* _Extracto de la página_
* * *
CIRQUE ELOIZE ¡ASOMBROSO!
Impresionante y único, el Cirque Eloize dejó boquiabierto al público queretano que se dio cita para presenciar el espectáculo en la primera de sus multifunciones, las cuales, tienen lugar este fin de semana en el Auditorio Josefa Ortiz de Domínguez, el pasado viernes 1 de junio comenzaron con todo lo vertiginoso de su propuesta y la peculiaridad de su estilo.
Desde antes de comenzar se percibe en las mismas gradas del recinto, que no será un espectáculo común y corriente, modificadas para que el show tenga lugar incluso en la zona de asientos, entre las filas se perciben espacios específicos y dispuestos para que algo suceda dentro de ellos, la tercera llamada sucede justo a las 8:35 de la noche y de inmediato la gran urbe se traslada al escenario.
Con una escenografía muy moderna, que incluye paisajes urbanos, las fachadas de viejos edificios sirven para proyectar también sobre ellas, imágenes que terminan de completar un conjunto visual único, raudos, los protagonistas pueblan el stage como si se tratase de una gran ciudad cosmopolita en la que, paulatinamente, se van manifestando los primeros actos.
* * *
* _Ejercicios_
a. Reescribe en forma de lista el párrafo del extracto sobre el Cirque Eloize que empieza con "Desde antes de comenzar". Conserva sus datos principales.
b. Ofrece una continuación del extracto sobre el Cirque Eloize que arranque después de su última oración.

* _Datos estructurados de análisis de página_
* * *
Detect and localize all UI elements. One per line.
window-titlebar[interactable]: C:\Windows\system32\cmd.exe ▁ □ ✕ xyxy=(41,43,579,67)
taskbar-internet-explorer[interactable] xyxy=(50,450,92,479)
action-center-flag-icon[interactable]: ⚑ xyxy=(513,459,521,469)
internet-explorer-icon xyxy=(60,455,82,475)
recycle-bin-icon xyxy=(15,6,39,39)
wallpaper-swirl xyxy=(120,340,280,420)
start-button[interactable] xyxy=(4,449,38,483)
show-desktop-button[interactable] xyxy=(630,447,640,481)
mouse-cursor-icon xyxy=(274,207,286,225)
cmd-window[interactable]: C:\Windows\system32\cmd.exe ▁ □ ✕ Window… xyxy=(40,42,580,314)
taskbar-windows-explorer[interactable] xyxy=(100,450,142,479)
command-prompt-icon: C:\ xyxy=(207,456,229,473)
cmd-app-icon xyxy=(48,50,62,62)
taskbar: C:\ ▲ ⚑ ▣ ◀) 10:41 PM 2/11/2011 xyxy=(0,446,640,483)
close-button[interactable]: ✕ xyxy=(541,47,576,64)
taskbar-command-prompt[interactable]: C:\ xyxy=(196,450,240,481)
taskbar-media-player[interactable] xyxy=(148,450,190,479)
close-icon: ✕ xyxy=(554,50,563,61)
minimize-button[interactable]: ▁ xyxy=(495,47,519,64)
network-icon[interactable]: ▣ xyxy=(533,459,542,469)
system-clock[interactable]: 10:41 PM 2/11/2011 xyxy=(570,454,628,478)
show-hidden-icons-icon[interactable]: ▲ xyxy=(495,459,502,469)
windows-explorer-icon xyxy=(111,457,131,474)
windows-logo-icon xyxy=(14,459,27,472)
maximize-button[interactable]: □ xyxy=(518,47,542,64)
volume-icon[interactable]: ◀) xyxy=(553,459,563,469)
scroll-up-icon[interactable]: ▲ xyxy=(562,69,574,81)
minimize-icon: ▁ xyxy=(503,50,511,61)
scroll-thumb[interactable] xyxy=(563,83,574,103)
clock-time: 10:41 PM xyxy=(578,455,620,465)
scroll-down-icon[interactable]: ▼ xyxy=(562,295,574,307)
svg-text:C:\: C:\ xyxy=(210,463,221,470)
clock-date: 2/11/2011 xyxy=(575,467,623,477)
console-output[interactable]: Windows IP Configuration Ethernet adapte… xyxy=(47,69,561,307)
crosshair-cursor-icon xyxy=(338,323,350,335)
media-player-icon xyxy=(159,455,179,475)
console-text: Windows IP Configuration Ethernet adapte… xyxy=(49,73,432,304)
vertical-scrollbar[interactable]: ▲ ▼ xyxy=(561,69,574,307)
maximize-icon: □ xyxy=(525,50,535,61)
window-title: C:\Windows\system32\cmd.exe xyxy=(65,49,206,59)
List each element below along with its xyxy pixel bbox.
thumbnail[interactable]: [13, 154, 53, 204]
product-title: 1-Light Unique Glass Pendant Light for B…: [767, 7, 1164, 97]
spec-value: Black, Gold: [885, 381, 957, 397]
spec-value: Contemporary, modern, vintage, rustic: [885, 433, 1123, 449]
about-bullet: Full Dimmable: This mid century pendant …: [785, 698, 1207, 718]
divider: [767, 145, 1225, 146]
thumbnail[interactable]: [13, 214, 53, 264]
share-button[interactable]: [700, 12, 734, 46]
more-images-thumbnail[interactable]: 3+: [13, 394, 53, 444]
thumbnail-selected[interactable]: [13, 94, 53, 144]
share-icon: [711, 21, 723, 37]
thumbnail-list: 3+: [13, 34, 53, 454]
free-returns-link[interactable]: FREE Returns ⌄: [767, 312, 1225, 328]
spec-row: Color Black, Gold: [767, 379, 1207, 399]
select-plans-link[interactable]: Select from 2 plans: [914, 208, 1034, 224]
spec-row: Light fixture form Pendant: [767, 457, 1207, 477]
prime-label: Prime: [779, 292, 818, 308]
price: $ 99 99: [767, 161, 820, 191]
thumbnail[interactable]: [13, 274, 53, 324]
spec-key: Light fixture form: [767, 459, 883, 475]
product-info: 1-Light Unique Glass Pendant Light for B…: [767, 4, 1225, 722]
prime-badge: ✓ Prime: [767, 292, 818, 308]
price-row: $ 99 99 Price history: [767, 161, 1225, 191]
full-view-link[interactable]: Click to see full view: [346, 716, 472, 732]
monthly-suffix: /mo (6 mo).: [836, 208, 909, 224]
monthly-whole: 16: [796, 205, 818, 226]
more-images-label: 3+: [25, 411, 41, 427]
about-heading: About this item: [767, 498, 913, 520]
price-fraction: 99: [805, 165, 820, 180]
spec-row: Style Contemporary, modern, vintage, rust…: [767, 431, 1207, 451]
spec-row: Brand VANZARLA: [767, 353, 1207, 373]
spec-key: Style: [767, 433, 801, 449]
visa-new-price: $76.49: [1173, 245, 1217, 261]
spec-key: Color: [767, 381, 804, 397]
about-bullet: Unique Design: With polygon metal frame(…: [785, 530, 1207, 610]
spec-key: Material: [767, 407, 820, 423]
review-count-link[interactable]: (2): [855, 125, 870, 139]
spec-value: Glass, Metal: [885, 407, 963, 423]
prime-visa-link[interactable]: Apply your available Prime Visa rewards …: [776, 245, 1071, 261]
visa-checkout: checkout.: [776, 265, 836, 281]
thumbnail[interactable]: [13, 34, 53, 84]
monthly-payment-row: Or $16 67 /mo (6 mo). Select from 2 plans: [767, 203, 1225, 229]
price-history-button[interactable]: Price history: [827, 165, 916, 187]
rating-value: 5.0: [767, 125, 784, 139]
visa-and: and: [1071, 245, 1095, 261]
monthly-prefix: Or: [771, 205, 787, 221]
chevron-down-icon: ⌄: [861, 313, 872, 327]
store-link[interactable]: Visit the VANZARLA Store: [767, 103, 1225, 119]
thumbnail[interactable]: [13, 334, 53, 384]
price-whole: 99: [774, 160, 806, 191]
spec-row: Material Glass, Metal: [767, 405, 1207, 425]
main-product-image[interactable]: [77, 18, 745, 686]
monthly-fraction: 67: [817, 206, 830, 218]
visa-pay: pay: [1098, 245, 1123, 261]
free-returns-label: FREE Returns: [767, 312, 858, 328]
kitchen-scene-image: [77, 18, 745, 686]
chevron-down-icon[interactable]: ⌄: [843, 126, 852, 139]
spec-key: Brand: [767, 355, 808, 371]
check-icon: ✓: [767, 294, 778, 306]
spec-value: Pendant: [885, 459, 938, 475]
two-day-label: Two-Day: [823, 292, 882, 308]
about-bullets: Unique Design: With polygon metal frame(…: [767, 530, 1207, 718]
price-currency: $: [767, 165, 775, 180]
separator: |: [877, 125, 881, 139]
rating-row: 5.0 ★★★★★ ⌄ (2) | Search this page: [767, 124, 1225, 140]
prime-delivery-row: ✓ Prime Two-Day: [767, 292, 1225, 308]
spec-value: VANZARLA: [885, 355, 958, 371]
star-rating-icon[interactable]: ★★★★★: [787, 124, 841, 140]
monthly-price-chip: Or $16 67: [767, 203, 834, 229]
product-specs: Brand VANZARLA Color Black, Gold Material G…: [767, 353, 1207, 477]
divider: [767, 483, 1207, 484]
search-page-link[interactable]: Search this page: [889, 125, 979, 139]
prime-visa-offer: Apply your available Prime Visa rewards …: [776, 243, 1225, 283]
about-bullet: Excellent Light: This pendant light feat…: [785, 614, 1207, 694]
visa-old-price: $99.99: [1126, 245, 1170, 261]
* * *
* _Respuestas_
a.
- Antes del inicio, desde las gradas ya se percibe que no será un espectáculo común y corriente.
- Las gradas fueron modificadas para que el show ocurra incluso en la zona de asientos.
- Entre las filas hay espacios dispuestos para que algo suceda dentro de ellos.
- La tercera llamada sucede a las 8:35 de la noche.
- De inmediato, la gran urbe se traslada al escenario.

b.
Un show en el que prevalecen los sonidos de la ciudad, el ritmo loco de la vida urbana, sirenas, cláxones, cajas colocadas a capricho y un tubo sobre del que comienza las acrobacias iniciales; los personajes son todos jóvenes, como salidos de pandillas callejeras, súbitamente se da una persecución que pronto invade las gradas y entonces entendemos para qué eran esos espacios dispuestos: un ciclista persigue velozmente a un patinador callejero por todo un enorme rectángulo formado entre los asientos, para después de dejarlo ir y terminar ese acto subiendo una alta fachada erigida en el escenario, literalmente con todo y su bicicleta, en un despliegue de habilidad y equilibrio que en verdad asombra.
La ciudad se mueve, se transforma en diferentes pasajes, gira para detenerse y luego volver a girar hasta ubicarse en un callejón abandonado, donde una singular pareja se corteja de una manera muy peculiar, ambos con cuerpos extraordinariamente elásticos, tanto, que por momentos pareciera que están poseídos o que se trata de una especie animal aún por descubrir.
Previo al intermedio, una equilibrista en el aro deja sin aliento a los presentes; una vez de regreso, se presentan las suertes más significativas en el desafío a la gravedad; sillas y cuerdas hacen lo suyo, en tanto que una excelente música original agrega un pulso incombustible al espectáculo, logrado una maraña visual y auditiva que mantiene la emoción.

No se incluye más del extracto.